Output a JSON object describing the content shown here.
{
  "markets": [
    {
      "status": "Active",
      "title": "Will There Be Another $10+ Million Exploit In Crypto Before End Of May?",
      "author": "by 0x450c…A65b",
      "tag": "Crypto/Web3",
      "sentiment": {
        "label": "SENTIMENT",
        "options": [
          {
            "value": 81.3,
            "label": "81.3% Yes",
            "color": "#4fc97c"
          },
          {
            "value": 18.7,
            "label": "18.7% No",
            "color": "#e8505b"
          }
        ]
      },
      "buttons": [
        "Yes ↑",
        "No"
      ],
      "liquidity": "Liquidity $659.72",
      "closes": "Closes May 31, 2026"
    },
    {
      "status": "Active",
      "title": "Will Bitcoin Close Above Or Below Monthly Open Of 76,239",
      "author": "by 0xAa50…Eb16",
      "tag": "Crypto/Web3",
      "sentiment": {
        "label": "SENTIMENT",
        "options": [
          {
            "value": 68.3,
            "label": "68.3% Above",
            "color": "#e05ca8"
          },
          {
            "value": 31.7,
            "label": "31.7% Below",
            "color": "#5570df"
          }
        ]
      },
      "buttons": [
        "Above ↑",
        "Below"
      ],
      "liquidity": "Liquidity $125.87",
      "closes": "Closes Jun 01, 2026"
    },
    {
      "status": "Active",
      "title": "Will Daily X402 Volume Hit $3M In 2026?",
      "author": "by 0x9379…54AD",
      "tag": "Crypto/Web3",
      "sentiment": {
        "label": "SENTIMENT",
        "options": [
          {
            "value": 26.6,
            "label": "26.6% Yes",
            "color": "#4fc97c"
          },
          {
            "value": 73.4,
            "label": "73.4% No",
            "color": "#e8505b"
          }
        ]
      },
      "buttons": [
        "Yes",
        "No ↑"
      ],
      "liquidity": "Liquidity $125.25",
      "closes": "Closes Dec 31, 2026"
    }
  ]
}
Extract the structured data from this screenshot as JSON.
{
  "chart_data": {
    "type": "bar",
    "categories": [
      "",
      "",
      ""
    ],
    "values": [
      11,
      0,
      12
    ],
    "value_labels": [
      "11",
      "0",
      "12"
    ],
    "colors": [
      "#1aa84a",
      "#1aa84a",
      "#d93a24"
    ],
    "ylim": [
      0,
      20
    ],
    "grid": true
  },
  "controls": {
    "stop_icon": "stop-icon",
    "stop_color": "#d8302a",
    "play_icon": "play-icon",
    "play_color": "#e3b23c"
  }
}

◆ ◆ ◆

#### Work required:
Make an exact copy of every entry.

#### The result:
Output a JSON object describing the content shown here.
{
  "markets": [
    {
      "status": "Active",
      "title": "Will There Be Another $10+ Million Exploit In Crypto Before End Of May?",
      "author": "by 0x450c…A65b",
      "tag": "Crypto/Web3",
      "sentiment": {
        "label": "SENTIMENT",
        "options": [
          {
            "value": 81.3,
            "label": "81.3% Yes",
            "color": "#4fc97c"
          },
          {
            "value": 18.7,
            "label": "18.7% No",
            "color": "#e8505b"
          }
        ]
      },
      "buttons": [
        "Yes ↑",
        "No"
      ],
      "liquidity": "Liquidity $659.72",
      "closes": "Closes May 31, 2026"
    },
    {
      "status": "Active",
      "title": "Will Bitcoin Close Above Or Below Monthly Open Of 76,239",
      "author": "by 0xAa50…Eb16",
      "tag": "Crypto/Web3",
      "sentiment": {
        "label": "SENTIMENT",
        "options": [
          {
            "value": 68.3,
            "label": "68.3% Above",
            "color": "#e05ca8"
          },
          {
            "value": 31.7,
            "label": "31.7% Below",
            "color": "#5570df"
          }
        ]
      },
      "buttons": [
        "Above ↑",
        "Below"
      ],
      "liquidity": "Liquidity $125.87",
      "closes": "Closes Jun 01, 2026"
    },
    {
      "status": "Active",
      "title": "Will Daily X402 Volume Hit $3M In 2026?",
      "author": "by 0x9379…54AD",
      "tag": "Crypto/Web3",
      "sentiment": {
        "label": "SENTIMENT",
        "options": [
          {
            "value": 26.6,
            "label": "26.6% Yes",
            "color": "#4fc97c"
          },
          {
            "value": 73.4,
            "label": "73.4% No",
            "color": "#e8505b"
          }
        ]
      },
      "buttons": [
        "Yes",
        "No ↑"
      ],
      "liquidity": "Liquidity $125.25",
      "closes": "Closes Dec 31, 2026"
    }
  ]
}
Extract the structured data from this screenshot as JSON.
{
  "chart_data": {
    "type": "bar",
    "categories": [
      "",
      "",
      ""
    ],
    "values": [
      11,
      0,
      12
    ],
    "value_labels": [
      "11",
      "0",
      "12"
    ],
    "colors": [
      "#1aa84a",
      "#1aa84a",
      "#d93a24"
    ],
    "ylim": [
      0,
      20
    ],
    "grid": true
  },
  "controls": {
    "stop_icon": "stop-icon",
    "stop_color": "#d8302a",
    "play_icon": "play-icon",
    "play_color": "#e3b23c"
  }
}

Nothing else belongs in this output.